## Stored data
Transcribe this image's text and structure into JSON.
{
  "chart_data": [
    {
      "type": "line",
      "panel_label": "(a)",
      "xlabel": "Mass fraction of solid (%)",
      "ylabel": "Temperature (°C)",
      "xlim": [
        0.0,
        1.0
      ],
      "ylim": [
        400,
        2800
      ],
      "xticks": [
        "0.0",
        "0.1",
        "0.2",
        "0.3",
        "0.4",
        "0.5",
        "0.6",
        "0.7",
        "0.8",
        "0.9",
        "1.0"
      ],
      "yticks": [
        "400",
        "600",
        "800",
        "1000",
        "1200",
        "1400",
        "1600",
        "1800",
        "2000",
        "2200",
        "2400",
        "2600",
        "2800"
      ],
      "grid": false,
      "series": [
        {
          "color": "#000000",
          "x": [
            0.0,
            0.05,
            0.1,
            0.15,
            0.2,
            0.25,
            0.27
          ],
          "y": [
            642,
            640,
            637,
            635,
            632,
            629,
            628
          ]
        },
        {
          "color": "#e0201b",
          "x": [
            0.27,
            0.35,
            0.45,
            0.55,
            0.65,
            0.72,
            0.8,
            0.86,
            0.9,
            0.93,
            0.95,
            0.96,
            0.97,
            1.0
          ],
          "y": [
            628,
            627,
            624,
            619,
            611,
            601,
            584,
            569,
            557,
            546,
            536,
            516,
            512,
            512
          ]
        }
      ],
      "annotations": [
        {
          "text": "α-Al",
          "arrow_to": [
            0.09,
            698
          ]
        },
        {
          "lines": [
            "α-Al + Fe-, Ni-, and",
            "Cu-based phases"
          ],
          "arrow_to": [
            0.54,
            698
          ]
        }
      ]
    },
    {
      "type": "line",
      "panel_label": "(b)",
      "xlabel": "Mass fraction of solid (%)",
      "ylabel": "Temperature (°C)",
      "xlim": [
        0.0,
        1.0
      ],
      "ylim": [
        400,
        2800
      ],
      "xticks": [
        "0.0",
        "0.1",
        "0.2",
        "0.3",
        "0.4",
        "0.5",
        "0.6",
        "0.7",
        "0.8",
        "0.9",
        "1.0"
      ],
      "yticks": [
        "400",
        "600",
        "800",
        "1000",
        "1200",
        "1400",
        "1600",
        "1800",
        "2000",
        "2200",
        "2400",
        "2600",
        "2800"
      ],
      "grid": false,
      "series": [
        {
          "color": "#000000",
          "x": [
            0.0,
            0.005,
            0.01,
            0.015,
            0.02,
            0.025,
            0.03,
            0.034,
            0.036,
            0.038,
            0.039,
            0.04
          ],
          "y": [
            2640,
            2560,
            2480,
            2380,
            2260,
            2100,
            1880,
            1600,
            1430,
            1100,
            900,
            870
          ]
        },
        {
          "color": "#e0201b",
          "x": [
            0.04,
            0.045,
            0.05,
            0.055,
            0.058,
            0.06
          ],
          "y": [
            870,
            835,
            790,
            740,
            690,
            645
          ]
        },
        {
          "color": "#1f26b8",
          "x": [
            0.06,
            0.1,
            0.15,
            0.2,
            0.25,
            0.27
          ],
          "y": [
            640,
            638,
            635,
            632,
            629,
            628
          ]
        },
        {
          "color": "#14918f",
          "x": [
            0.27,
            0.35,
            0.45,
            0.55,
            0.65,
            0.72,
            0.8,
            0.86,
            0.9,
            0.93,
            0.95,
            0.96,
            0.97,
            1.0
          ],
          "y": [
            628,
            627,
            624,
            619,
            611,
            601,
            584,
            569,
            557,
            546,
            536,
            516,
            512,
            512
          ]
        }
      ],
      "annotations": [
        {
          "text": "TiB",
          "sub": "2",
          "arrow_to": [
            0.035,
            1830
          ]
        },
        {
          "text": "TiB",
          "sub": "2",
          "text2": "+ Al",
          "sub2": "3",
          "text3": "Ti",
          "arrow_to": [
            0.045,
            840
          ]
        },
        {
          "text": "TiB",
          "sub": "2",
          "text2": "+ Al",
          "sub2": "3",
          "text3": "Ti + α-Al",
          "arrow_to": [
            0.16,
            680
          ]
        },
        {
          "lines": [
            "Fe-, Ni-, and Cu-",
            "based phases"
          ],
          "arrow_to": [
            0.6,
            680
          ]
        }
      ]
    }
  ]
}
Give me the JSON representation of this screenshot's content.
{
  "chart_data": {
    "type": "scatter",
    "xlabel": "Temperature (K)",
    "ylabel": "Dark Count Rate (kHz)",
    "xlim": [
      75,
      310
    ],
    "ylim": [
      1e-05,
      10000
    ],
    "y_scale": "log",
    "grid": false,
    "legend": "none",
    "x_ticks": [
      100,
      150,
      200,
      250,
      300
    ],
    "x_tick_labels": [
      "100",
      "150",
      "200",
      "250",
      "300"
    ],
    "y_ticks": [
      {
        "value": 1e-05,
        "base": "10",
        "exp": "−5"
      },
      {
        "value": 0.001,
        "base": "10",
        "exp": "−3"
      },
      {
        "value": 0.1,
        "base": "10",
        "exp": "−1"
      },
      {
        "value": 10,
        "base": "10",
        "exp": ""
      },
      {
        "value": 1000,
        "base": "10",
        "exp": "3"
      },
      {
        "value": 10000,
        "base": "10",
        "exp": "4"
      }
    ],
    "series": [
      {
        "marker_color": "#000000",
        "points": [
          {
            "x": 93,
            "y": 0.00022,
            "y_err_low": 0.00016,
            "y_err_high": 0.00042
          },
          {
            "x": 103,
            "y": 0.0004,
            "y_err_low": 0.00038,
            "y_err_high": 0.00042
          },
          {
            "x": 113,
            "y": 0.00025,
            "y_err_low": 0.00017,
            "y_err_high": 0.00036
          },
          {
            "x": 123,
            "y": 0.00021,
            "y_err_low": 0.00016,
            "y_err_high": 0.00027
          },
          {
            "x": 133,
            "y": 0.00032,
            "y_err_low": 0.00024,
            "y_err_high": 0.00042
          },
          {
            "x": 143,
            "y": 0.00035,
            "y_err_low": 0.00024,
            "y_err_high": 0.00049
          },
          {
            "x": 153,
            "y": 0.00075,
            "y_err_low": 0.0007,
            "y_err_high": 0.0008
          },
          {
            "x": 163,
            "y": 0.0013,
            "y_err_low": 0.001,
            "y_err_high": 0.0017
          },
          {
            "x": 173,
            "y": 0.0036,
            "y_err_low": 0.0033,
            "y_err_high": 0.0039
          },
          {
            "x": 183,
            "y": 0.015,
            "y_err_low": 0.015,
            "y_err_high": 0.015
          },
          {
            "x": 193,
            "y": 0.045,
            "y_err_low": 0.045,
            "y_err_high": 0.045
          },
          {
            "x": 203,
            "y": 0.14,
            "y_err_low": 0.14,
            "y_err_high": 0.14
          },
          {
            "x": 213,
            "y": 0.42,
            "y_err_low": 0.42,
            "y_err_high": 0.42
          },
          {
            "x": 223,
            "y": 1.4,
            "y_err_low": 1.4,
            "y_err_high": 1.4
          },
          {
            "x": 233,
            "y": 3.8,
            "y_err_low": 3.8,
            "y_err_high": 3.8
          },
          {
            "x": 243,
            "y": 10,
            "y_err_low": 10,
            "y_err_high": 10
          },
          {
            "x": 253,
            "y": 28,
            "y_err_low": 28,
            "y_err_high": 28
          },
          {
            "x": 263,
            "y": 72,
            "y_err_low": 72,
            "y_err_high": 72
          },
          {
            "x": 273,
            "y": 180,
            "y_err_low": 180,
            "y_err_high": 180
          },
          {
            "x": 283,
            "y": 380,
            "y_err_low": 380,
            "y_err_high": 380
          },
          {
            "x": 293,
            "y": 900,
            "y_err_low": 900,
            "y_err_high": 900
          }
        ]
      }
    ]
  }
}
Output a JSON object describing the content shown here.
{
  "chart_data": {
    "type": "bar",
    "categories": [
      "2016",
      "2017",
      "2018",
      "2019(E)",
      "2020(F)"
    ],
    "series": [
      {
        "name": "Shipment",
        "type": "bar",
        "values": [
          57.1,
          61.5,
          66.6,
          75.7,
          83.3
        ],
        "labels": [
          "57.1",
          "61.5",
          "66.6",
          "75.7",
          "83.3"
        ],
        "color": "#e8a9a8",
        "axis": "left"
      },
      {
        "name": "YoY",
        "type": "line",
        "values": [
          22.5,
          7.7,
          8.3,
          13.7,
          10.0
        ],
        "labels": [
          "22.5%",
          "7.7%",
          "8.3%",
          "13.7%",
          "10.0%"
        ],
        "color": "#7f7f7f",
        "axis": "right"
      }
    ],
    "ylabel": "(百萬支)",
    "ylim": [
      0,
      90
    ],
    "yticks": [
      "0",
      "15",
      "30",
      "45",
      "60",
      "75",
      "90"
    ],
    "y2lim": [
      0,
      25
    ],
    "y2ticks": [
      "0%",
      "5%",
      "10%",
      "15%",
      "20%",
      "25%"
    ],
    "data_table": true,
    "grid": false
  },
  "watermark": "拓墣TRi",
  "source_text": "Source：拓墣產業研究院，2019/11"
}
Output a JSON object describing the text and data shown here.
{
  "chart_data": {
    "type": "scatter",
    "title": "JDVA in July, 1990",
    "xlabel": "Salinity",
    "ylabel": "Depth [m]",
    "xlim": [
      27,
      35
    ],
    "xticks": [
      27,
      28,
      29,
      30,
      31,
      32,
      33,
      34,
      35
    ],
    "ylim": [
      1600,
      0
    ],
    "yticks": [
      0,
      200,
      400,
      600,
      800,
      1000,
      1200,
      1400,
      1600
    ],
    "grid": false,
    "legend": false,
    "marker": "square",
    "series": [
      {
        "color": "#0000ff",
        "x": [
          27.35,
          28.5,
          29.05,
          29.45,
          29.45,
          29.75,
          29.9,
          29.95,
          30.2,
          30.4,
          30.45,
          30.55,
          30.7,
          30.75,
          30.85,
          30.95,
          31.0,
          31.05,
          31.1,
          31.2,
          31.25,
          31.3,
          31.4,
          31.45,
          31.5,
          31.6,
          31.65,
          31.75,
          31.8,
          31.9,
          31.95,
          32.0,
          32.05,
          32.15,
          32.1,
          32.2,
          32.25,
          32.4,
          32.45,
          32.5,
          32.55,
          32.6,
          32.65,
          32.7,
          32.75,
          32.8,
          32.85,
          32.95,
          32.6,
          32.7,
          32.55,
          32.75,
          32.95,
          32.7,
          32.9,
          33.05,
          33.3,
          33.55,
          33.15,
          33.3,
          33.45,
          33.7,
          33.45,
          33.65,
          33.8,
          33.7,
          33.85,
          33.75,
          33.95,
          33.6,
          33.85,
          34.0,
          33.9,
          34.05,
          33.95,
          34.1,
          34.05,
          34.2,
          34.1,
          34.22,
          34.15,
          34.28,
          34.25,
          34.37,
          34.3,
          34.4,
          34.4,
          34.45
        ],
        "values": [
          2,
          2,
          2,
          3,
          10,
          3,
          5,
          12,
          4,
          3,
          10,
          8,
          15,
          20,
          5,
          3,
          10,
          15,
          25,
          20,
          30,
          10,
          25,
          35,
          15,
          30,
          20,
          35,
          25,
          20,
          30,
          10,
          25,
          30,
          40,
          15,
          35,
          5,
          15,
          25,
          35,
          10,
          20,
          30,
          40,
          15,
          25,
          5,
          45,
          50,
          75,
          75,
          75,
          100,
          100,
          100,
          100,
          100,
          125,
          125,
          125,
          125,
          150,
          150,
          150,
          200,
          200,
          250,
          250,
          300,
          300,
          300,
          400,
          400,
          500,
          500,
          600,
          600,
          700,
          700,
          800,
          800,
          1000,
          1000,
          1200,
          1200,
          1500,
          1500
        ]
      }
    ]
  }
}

## Exercise aim
Tally the lines containing "Output". Provide the number without any other words.

## Response to this exercise
2